> [What the task asks]: Find every line in the records below that contains the string "last", and copy each of those lines in full. Case counts.

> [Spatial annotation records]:
○ ○ ○
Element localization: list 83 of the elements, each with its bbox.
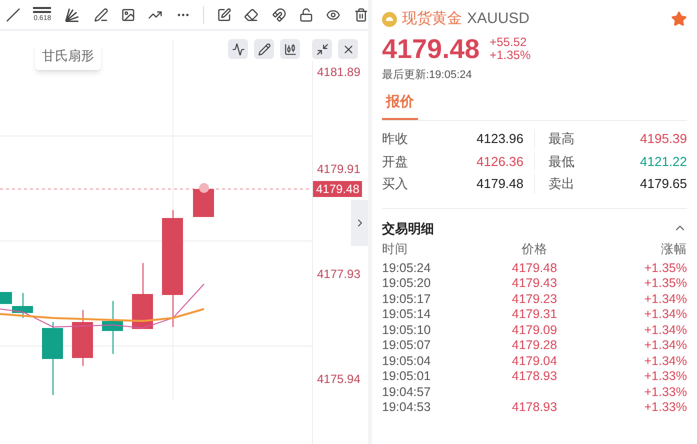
- trade-time: 19:04:57: [382, 384, 432, 400]
- pencil-icon: [258, 42, 270, 56]
- trade-change: +1.35%: [643, 276, 687, 292]
- trade-price: 4179.48: [512, 260, 558, 274]
- quote-value: 4179.65: [640, 175, 687, 193]
- pen-tool-icon[interactable]: [94, 6, 108, 22]
- column-header: 涨幅: [660, 242, 687, 258]
- pen-button[interactable]: [254, 39, 274, 59]
- unlock-icon[interactable]: [298, 6, 314, 22]
- close-icon: [342, 42, 354, 56]
- current-price-marker: [199, 183, 209, 193]
- trade-change: +1.34%: [643, 292, 687, 307]
- candle: [72, 310, 93, 366]
- magnet-icon[interactable]: [272, 6, 286, 22]
- quote-value: 4121.22: [640, 152, 687, 170]
- tool-tooltip: 甘氏扇形: [35, 42, 101, 70]
- column-header: 价格: [520, 242, 548, 258]
- trade-price: 4178.93: [512, 369, 558, 383]
- price-axis-label: 4179.91: [317, 161, 360, 178]
- trade-time: 19:05:01: [382, 369, 432, 384]
- quote-label: 最高: [548, 130, 574, 148]
- trade-price: 4179.09: [512, 322, 558, 336]
- percent-change: +1.35%: [490, 48, 531, 62]
- price-axis-label: 4181.89: [317, 64, 360, 81]
- trade-change: +1.33%: [643, 384, 687, 400]
- trade-time: 19:05:20: [382, 276, 432, 292]
- section-title: 交易明细: [382, 220, 434, 238]
- trade-time: 19:05:04: [382, 354, 432, 369]
- shrink-button[interactable]: [312, 39, 332, 59]
- quote-value: 4126.36: [476, 152, 524, 170]
- quote-value: 4195.39: [640, 130, 687, 148]
- current-price-tag: 4179.48: [313, 181, 362, 197]
- price-axis-label: 4177.93: [317, 266, 360, 283]
- fan-tool-icon[interactable]: [64, 6, 81, 24]
- trash-icon[interactable]: [354, 6, 368, 22]
- trade-price: 4179.31: [512, 307, 558, 321]
- last-updated: 最后更新:19:05:24: [382, 68, 473, 82]
- trade-time: 19:05:17: [382, 292, 432, 307]
- eraser-icon[interactable]: [244, 6, 259, 22]
- image-tool-icon[interactable]: [120, 6, 136, 22]
- trade-change: +1.35%: [643, 260, 687, 276]
- last-price: 4179.48: [382, 32, 480, 64]
- column-header: 时间: [382, 242, 409, 258]
- trade-change: +1.34%: [643, 322, 687, 338]
- trade-time: 19:05:07: [382, 338, 432, 354]
- trade-change: +1.34%: [643, 307, 687, 322]
- quote-label: 昨收: [382, 130, 408, 148]
- price-change: +55.52: [490, 36, 528, 48]
- trade-change: +1.33%: [643, 400, 687, 416]
- shrink-icon: [316, 42, 328, 56]
- symbol-code: XAUUSD: [467, 9, 530, 29]
- quote-label: 买入: [382, 175, 408, 193]
- trade-change: +1.34%: [643, 338, 687, 354]
- candle: [102, 300, 123, 354]
- trade-price: 4179.04: [512, 354, 558, 368]
- wave-icon: [232, 42, 244, 56]
- favorite-star-icon[interactable]: [671, 11, 687, 28]
- trade-price: 4179.43: [512, 276, 558, 290]
- trade-price: 4179.23: [512, 292, 558, 306]
- trade-time: 19:05:14: [382, 307, 432, 322]
- candle: [132, 262, 153, 330]
- line-tool-icon[interactable]: [6, 6, 20, 22]
- trade-time: 19:05:24: [382, 260, 432, 276]
- trade-price: 4178.93: [512, 400, 558, 414]
- coin-icon: [382, 12, 397, 27]
- quote-label: 最低: [548, 152, 574, 170]
- quote-label: 卖出: [548, 175, 574, 193]
- quote-value: 4123.96: [476, 130, 524, 148]
- symbol-name: 现货黄金: [402, 9, 462, 29]
- trade-time: 19:04:53: [382, 400, 432, 416]
- trade-time: 19:05:10: [382, 322, 432, 338]
- candles-button[interactable]: [280, 39, 300, 59]
- candlestick-icon: [284, 42, 296, 56]
- price-axis-label: 4175.94: [317, 371, 360, 388]
- indicator-button[interactable]: [228, 39, 248, 59]
- close-button[interactable]: [338, 39, 358, 59]
- quote-value: 4179.48: [476, 175, 524, 193]
- note-tool-icon[interactable]: [216, 6, 232, 22]
- trade-change: +1.34%: [643, 354, 687, 369]
- candle: [193, 188, 214, 218]
- trade-price: 4179.28: [512, 338, 558, 352]
- trade-change: +1.33%: [643, 369, 687, 384]
- quote-label: 开盘: [382, 152, 408, 170]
○ ○ ○
> [Answer for this exercise]:
- last-updated: 最后更新:19:05:24: [382, 68, 473, 82]
- last-price: 4179.48: [382, 32, 480, 64]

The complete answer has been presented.